◆ **Goal**:
Write every record out again exactly, and keep images out of it.

* BEGIN *

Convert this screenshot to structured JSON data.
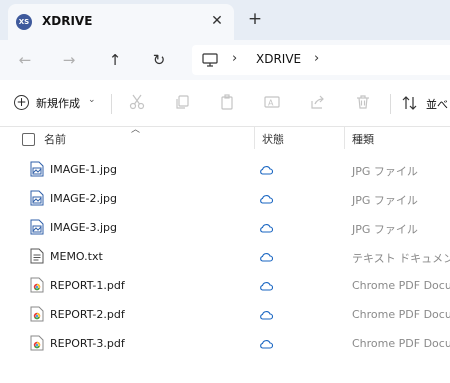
{
  "window": {
    "tab_title": "XDRIVE",
    "tab_icon_text": "XS"
  },
  "address_bar": {
    "location": "XDRIVE"
  },
  "toolbar": {
    "new_label": "新規作成",
    "sort_label": "並べ"
  },
  "columns": {
    "name": "名前",
    "status": "状態",
    "type": "種類"
  },
  "files": [
    {
      "name": "IMAGE-1.jpg",
      "type": "JPG ファイル",
      "icon": "image-file-icon",
      "status": "cloud-icon"
    },
    {
      "name": "IMAGE-2.jpg",
      "type": "JPG ファイル",
      "icon": "image-file-icon",
      "status": "cloud-icon"
    },
    {
      "name": "IMAGE-3.jpg",
      "type": "JPG ファイル",
      "icon": "image-file-icon",
      "status": "cloud-icon"
    },
    {
      "name": "MEMO.txt",
      "type": "テキスト ドキュメント",
      "icon": "text-file-icon",
      "status": "cloud-icon"
    },
    {
      "name": "REPORT-1.pdf",
      "type": "Chrome PDF Docu...",
      "icon": "pdf-file-icon",
      "status": "cloud-icon"
    },
    {
      "name": "REPORT-2.pdf",
      "type": "Chrome PDF Docu...",
      "icon": "pdf-file-icon",
      "status": "cloud-icon"
    },
    {
      "name": "REPORT-3.pdf",
      "type": "Chrome PDF Docu...",
      "icon": "pdf-file-icon",
      "status": "cloud-icon"
    }
  ],
  "colors": {
    "tabbar_bg": "#e7edf5",
    "nav_bg": "#f6f8fb",
    "cloud_status": "#1a66c2",
    "icon_blue": "#2f5fa8"
  }
}
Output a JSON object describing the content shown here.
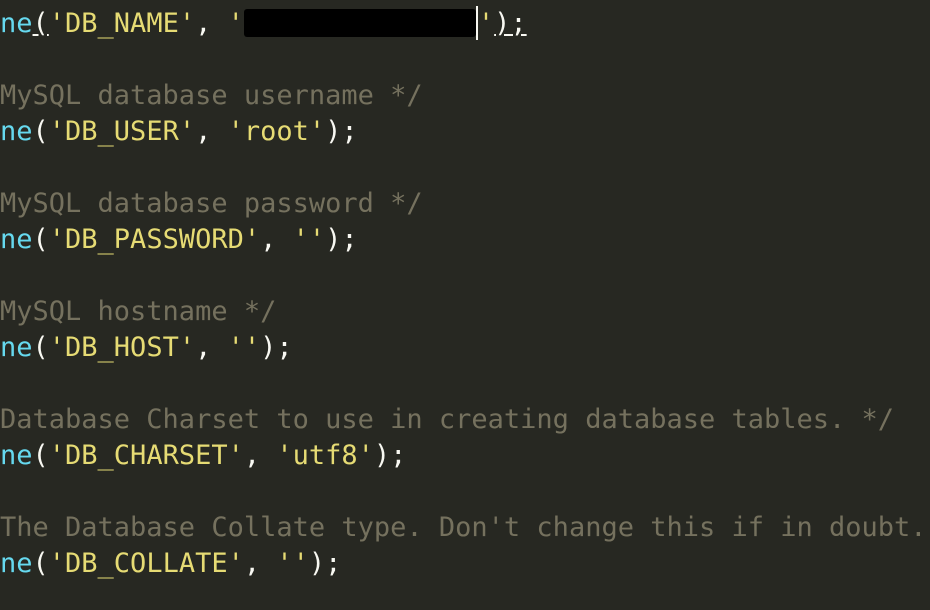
{
  "code": {
    "func_fragment": "ne",
    "open_paren": "(",
    "close": ");",
    "comma": ", ",
    "lines": {
      "db_name": {
        "key": "'DB_NAME'",
        "value_open": "'",
        "value_close": "'"
      },
      "c_user": "MySQL database username */",
      "db_user": {
        "key": "'DB_USER'",
        "value": "'root'"
      },
      "c_password": "MySQL database password */",
      "db_password": {
        "key": "'DB_PASSWORD'",
        "value": "''"
      },
      "c_host": "MySQL hostname */",
      "db_host": {
        "key": "'DB_HOST'",
        "value": "''"
      },
      "c_charset": "Database Charset to use in creating database tables. */",
      "db_charset": {
        "key": "'DB_CHARSET'",
        "value": "'utf8'"
      },
      "c_collate": "The Database Collate type. Don't change this if in doubt.",
      "db_collate": {
        "key": "'DB_COLLATE'",
        "value": "''"
      }
    }
  },
  "colors": {
    "background": "#272822",
    "function": "#66d9ef",
    "string": "#e6db74",
    "comment": "#75715e",
    "punctuation": "#f8f8f2"
  }
}
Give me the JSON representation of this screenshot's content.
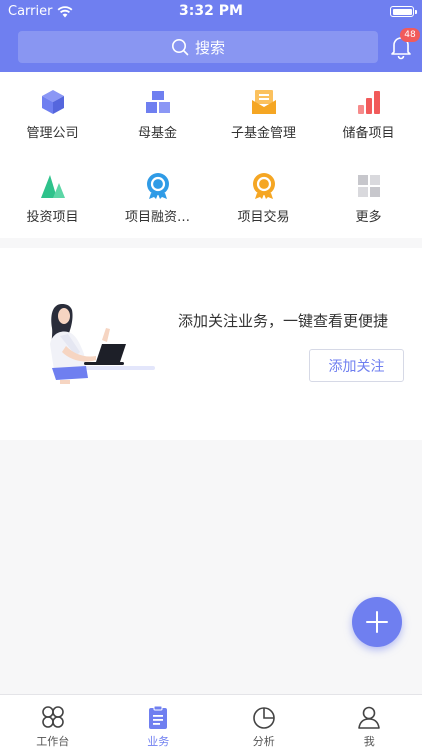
{
  "status_bar": {
    "carrier": "Carrier",
    "time": "3:32 PM"
  },
  "header": {
    "search_placeholder": "搜索",
    "notification_count": "48"
  },
  "grid": [
    {
      "label": "管理公司",
      "icon": "cube-icon",
      "color": "#6f7ff0"
    },
    {
      "label": "母基金",
      "icon": "blocks-icon",
      "color": "#6f7ff0"
    },
    {
      "label": "子基金管理",
      "icon": "envelope-icon",
      "color": "#f5a623"
    },
    {
      "label": "储备项目",
      "icon": "bar-chart-icon",
      "color": "#f15b5b"
    },
    {
      "label": "投资项目",
      "icon": "mountain-icon",
      "color": "#2ec28b"
    },
    {
      "label": "项目融资…",
      "icon": "medal-icon",
      "color": "#2f9be6"
    },
    {
      "label": "项目交易",
      "icon": "award-icon",
      "color": "#f5a623"
    },
    {
      "label": "更多",
      "icon": "more-grid-icon",
      "color": "#c7c7cc"
    }
  ],
  "follow": {
    "message": "添加关注业务，一键查看更便捷",
    "button_label": "添加关注"
  },
  "tabbar": [
    {
      "label": "工作台",
      "icon": "workbench-icon",
      "active": false
    },
    {
      "label": "业务",
      "icon": "clipboard-icon",
      "active": true
    },
    {
      "label": "分析",
      "icon": "pie-chart-icon",
      "active": false
    },
    {
      "label": "我",
      "icon": "user-icon",
      "active": false
    }
  ],
  "colors": {
    "primary": "#6f7ff0",
    "badge": "#f15b5b"
  }
}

* END *

◆ **Solution for this problem**:
Convert this screenshot to structured JSON data.
{
  "window": {
    "tab_title": "XDRIVE",
    "tab_icon_text": "XS"
  },
  "address_bar": {
    "location": "XDRIVE"
  },
  "toolbar": {
    "new_label": "新規作成",
    "sort_label": "並べ"
  },
  "columns": {
    "name": "名前",
    "status": "状態",
    "type": "種類"
  },
  "files": [
    {
      "name": "IMAGE-1.jpg",
      "type": "JPG ファイル",
      "icon": "image-file-icon",
      "status": "cloud-icon"
    },
    {
      "name": "IMAGE-2.jpg",
      "type": "JPG ファイル",
      "icon": "image-file-icon",
      "status": "cloud-icon"
    },
    {
      "name": "IMAGE-3.jpg",
      "type": "JPG ファイル",
      "icon": "image-file-icon",
      "status": "cloud-icon"
    },
    {
      "name": "MEMO.txt",
      "type": "テキスト ドキュメント",
      "icon": "text-file-icon",
      "status": "cloud-icon"
    },
    {
      "name": "REPORT-1.pdf",
      "type": "Chrome PDF Docu...",
      "icon": "pdf-file-icon",
      "status": "cloud-icon"
    },
    {
      "name": "REPORT-2.pdf",
      "type": "Chrome PDF Docu...",
      "icon": "pdf-file-icon",
      "status": "cloud-icon"
    },
    {
      "name": "REPORT-3.pdf",
      "type": "Chrome PDF Docu...",
      "icon": "pdf-file-icon",
      "status": "cloud-icon"
    }
  ],
  "colors": {
    "tabbar_bg": "#e7edf5",
    "nav_bg": "#f6f8fb",
    "cloud_status": "#1a66c2",
    "icon_blue": "#2f5fa8"
  }
}
Output a JSON object describing the content shown here.
{
  "code": {
    "func_fragment": "ne",
    "open_paren": "(",
    "close": ");",
    "comma": ", ",
    "lines": {
      "db_name": {
        "key": "'DB_NAME'",
        "value_open": "'",
        "value_close": "'"
      },
      "c_user": "MySQL database username */",
      "db_user": {
        "key": "'DB_USER'",
        "value": "'root'"
      },
      "c_password": "MySQL database password */",
      "db_password": {
        "key": "'DB_PASSWORD'",
        "value": "''"
      },
      "c_host": "MySQL hostname */",
      "db_host": {
        "key": "'DB_HOST'",
        "value": "''"
      },
      "c_charset": "Database Charset to use in creating database tables. */",
      "db_charset": {
        "key": "'DB_CHARSET'",
        "value": "'utf8'"
      },
      "c_collate": "The Database Collate type. Don't change this if in doubt.",
      "db_collate": {
        "key": "'DB_COLLATE'",
        "value": "''"
      }
    }
  },
  "colors": {
    "background": "#272822",
    "function": "#66d9ef",
    "string": "#e6db74",
    "comment": "#75715e",
    "punctuation": "#f8f8f2"
  }
}
Give me the JSON representation of this screenshot's content.
{
  "status_bar": {
    "carrier": "Carrier",
    "time": "3:32 PM"
  },
  "header": {
    "search_placeholder": "搜索",
    "notification_count": "48"
  },
  "grid": [
    {
      "label": "管理公司",
      "icon": "cube-icon",
      "color": "#6f7ff0"
    },
    {
      "label": "母基金",
      "icon": "blocks-icon",
      "color": "#6f7ff0"
    },
    {
      "label": "子基金管理",
      "icon": "envelope-icon",
      "color": "#f5a623"
    },
    {
      "label": "储备项目",
      "icon": "bar-chart-icon",
      "color": "#f15b5b"
    },
    {
      "label": "投资项目",
      "icon": "mountain-icon",
      "color": "#2ec28b"
    },
    {
      "label": "项目融资…",
      "icon": "medal-icon",
      "color": "#2f9be6"
    },
    {
      "label": "项目交易",
      "icon": "award-icon",
      "color": "#f5a623"
    },
    {
      "label": "更多",
      "icon": "more-grid-icon",
      "color": "#c7c7cc"
    }
  ],
  "follow": {
    "message": "添加关注业务，一键查看更便捷",
    "button_label": "添加关注"
  },
  "tabbar": [
    {
      "label": "工作台",
      "icon": "workbench-icon",
      "active": false
    },
    {
      "label": "业务",
      "icon": "clipboard-icon",
      "active": true
    },
    {
      "label": "分析",
      "icon": "pie-chart-icon",
      "active": false
    },
    {
      "label": "我",
      "icon": "user-icon",
      "active": false
    }
  ],
  "colors": {
    "primary": "#6f7ff0",
    "badge": "#f15b5b"
  }
}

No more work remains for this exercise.